[Start INPUT DATA]

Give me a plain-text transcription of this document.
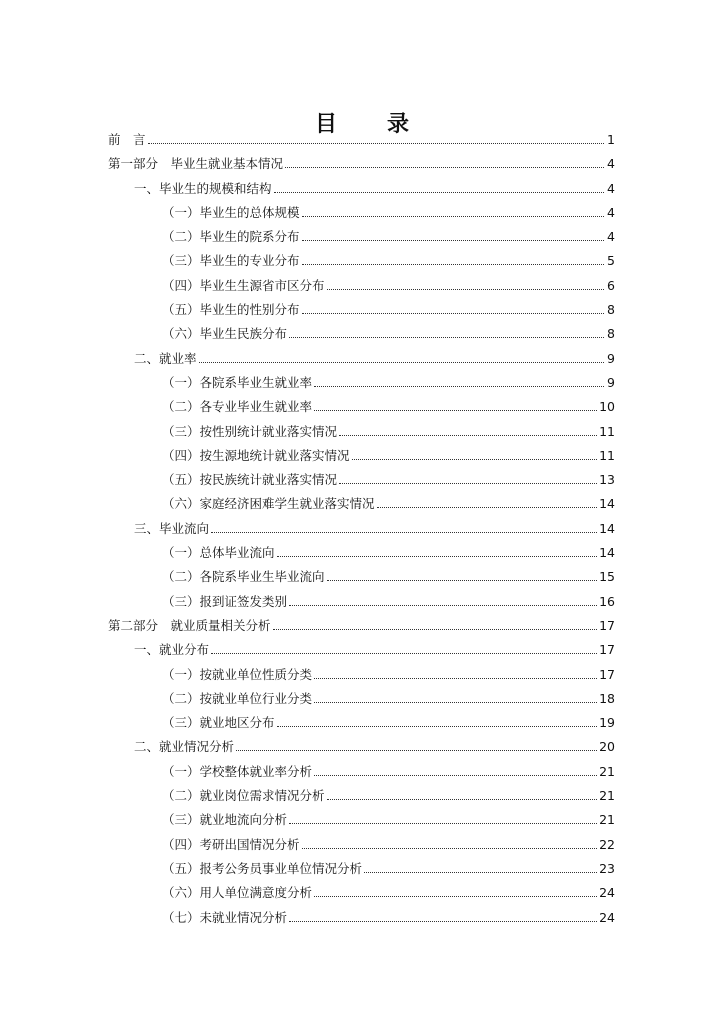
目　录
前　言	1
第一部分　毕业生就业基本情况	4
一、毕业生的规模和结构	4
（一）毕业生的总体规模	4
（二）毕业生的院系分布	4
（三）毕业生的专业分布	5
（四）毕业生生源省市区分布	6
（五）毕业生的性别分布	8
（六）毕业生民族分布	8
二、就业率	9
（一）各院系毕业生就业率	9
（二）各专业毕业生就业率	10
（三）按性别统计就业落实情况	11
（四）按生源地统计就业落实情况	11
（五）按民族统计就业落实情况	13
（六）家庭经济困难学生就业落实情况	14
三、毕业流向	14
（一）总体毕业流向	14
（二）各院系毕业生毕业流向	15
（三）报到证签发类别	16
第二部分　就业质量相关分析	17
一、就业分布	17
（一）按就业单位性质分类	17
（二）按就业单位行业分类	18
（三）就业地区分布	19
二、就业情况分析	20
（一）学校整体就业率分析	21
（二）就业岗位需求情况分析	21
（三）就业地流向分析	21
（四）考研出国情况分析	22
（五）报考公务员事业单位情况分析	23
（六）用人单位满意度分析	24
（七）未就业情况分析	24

[End INPUT DATA]

● **TASK GOAL**:
Write out the entries again, exactly as given, skipping any images.

● **SOLUTION BELOW**:
Give me a plain-text transcription of this document.
目　录
前　言	1
第一部分　毕业生就业基本情况	4
一、毕业生的规模和结构	4
（一）毕业生的总体规模	4
（二）毕业生的院系分布	4
（三）毕业生的专业分布	5
（四）毕业生生源省市区分布	6
（五）毕业生的性别分布	8
（六）毕业生民族分布	8
二、就业率	9
（一）各院系毕业生就业率	9
（二）各专业毕业生就业率	10
（三）按性别统计就业落实情况	11
（四）按生源地统计就业落实情况	11
（五）按民族统计就业落实情况	13
（六）家庭经济困难学生就业落实情况	14
三、毕业流向	14
（一）总体毕业流向	14
（二）各院系毕业生毕业流向	15
（三）报到证签发类别	16
第二部分　就业质量相关分析	17
一、就业分布	17
（一）按就业单位性质分类	17
（二）按就业单位行业分类	18
（三）就业地区分布	19
二、就业情况分析	20
（一）学校整体就业率分析	21
（二）就业岗位需求情况分析	21
（三）就业地流向分析	21
（四）考研出国情况分析	22
（五）报考公务员事业单位情况分析	23
（六）用人单位满意度分析	24
（七）未就业情况分析	24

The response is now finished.